The exercise → Type the records out again in full, exactly.

Records from a collection →
-- Start --

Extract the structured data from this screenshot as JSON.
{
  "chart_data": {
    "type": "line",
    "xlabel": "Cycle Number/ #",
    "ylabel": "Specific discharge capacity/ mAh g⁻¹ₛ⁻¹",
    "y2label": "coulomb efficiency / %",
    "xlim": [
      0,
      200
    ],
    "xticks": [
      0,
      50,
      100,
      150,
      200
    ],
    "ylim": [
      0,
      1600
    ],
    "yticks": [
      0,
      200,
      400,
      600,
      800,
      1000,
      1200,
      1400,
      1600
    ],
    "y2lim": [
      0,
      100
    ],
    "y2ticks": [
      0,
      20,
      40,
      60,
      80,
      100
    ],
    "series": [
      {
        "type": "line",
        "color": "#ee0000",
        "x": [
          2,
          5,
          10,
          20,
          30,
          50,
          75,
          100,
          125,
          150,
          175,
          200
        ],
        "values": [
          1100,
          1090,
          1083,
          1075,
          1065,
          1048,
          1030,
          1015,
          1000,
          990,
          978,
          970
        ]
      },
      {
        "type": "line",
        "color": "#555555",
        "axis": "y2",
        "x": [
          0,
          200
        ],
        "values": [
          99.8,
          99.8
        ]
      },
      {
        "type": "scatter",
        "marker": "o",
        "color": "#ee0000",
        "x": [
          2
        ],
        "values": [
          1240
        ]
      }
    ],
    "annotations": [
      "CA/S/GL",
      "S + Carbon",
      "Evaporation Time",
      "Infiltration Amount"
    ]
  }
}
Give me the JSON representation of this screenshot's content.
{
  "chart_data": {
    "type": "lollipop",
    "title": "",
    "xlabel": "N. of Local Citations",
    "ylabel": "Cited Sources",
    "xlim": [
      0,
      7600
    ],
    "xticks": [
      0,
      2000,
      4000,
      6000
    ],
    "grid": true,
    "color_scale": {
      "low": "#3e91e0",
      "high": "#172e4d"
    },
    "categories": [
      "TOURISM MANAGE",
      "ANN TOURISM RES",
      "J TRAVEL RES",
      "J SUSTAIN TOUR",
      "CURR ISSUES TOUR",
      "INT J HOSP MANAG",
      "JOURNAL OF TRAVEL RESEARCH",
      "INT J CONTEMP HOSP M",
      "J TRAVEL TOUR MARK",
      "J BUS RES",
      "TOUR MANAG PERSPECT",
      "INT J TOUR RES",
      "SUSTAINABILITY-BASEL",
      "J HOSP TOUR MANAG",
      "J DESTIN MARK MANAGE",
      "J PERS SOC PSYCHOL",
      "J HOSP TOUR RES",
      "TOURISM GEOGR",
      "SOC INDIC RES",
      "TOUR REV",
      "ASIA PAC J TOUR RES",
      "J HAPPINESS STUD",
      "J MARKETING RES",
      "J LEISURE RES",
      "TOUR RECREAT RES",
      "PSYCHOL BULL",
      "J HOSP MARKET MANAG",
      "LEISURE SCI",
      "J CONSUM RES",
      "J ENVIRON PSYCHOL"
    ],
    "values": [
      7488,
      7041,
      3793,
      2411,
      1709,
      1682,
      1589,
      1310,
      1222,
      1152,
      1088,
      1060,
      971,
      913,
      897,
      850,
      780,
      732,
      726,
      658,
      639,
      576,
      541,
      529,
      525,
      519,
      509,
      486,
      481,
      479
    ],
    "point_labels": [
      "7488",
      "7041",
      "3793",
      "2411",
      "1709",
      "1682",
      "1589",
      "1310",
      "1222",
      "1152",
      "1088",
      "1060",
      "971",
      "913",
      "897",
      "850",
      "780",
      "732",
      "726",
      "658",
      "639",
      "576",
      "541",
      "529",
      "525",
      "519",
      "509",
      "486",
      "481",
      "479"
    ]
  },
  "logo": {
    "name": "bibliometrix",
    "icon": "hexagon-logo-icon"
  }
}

-- End --

Exercise response →
Extract the structured data from this screenshot as JSON.
{
  "chart_data": {
    "type": "line",
    "xlabel": "Cycle Number/ #",
    "ylabel": "Specific discharge capacity/ mAh g⁻¹ₛ⁻¹",
    "y2label": "coulomb efficiency / %",
    "xlim": [
      0,
      200
    ],
    "xticks": [
      0,
      50,
      100,
      150,
      200
    ],
    "ylim": [
      0,
      1600
    ],
    "yticks": [
      0,
      200,
      400,
      600,
      800,
      1000,
      1200,
      1400,
      1600
    ],
    "y2lim": [
      0,
      100
    ],
    "y2ticks": [
      0,
      20,
      40,
      60,
      80,
      100
    ],
    "series": [
      {
        "type": "line",
        "color": "#ee0000",
        "x": [
          2,
          5,
          10,
          20,
          30,
          50,
          75,
          100,
          125,
          150,
          175,
          200
        ],
        "values": [
          1100,
          1090,
          1083,
          1075,
          1065,
          1048,
          1030,
          1015,
          1000,
          990,
          978,
          970
        ]
      },
      {
        "type": "line",
        "color": "#555555",
        "axis": "y2",
        "x": [
          0,
          200
        ],
        "values": [
          99.8,
          99.8
        ]
      },
      {
        "type": "scatter",
        "marker": "o",
        "color": "#ee0000",
        "x": [
          2
        ],
        "values": [
          1240
        ]
      }
    ],
    "annotations": [
      "CA/S/GL",
      "S + Carbon",
      "Evaporation Time",
      "Infiltration Amount"
    ]
  }
}
Give me the JSON representation of this screenshot's content.
{
  "chart_data": {
    "type": "lollipop",
    "title": "",
    "xlabel": "N. of Local Citations",
    "ylabel": "Cited Sources",
    "xlim": [
      0,
      7600
    ],
    "xticks": [
      0,
      2000,
      4000,
      6000
    ],
    "grid": true,
    "color_scale": {
      "low": "#3e91e0",
      "high": "#172e4d"
    },
    "categories": [
      "TOURISM MANAGE",
      "ANN TOURISM RES",
      "J TRAVEL RES",
      "J SUSTAIN TOUR",
      "CURR ISSUES TOUR",
      "INT J HOSP MANAG",
      "JOURNAL OF TRAVEL RESEARCH",
      "INT J CONTEMP HOSP M",
      "J TRAVEL TOUR MARK",
      "J BUS RES",
      "TOUR MANAG PERSPECT",
      "INT J TOUR RES",
      "SUSTAINABILITY-BASEL",
      "J HOSP TOUR MANAG",
      "J DESTIN MARK MANAGE",
      "J PERS SOC PSYCHOL",
      "J HOSP TOUR RES",
      "TOURISM GEOGR",
      "SOC INDIC RES",
      "TOUR REV",
      "ASIA PAC J TOUR RES",
      "J HAPPINESS STUD",
      "J MARKETING RES",
      "J LEISURE RES",
      "TOUR RECREAT RES",
      "PSYCHOL BULL",
      "J HOSP MARKET MANAG",
      "LEISURE SCI",
      "J CONSUM RES",
      "J ENVIRON PSYCHOL"
    ],
    "values": [
      7488,
      7041,
      3793,
      2411,
      1709,
      1682,
      1589,
      1310,
      1222,
      1152,
      1088,
      1060,
      971,
      913,
      897,
      850,
      780,
      732,
      726,
      658,
      639,
      576,
      541,
      529,
      525,
      519,
      509,
      486,
      481,
      479
    ],
    "point_labels": [
      "7488",
      "7041",
      "3793",
      "2411",
      "1709",
      "1682",
      "1589",
      "1310",
      "1222",
      "1152",
      "1088",
      "1060",
      "971",
      "913",
      "897",
      "850",
      "780",
      "732",
      "726",
      "658",
      "639",
      "576",
      "541",
      "529",
      "525",
      "519",
      "509",
      "486",
      "481",
      "479"
    ]
  },
  "logo": {
    "name": "bibliometrix",
    "icon": "hexagon-logo-icon"
  }
}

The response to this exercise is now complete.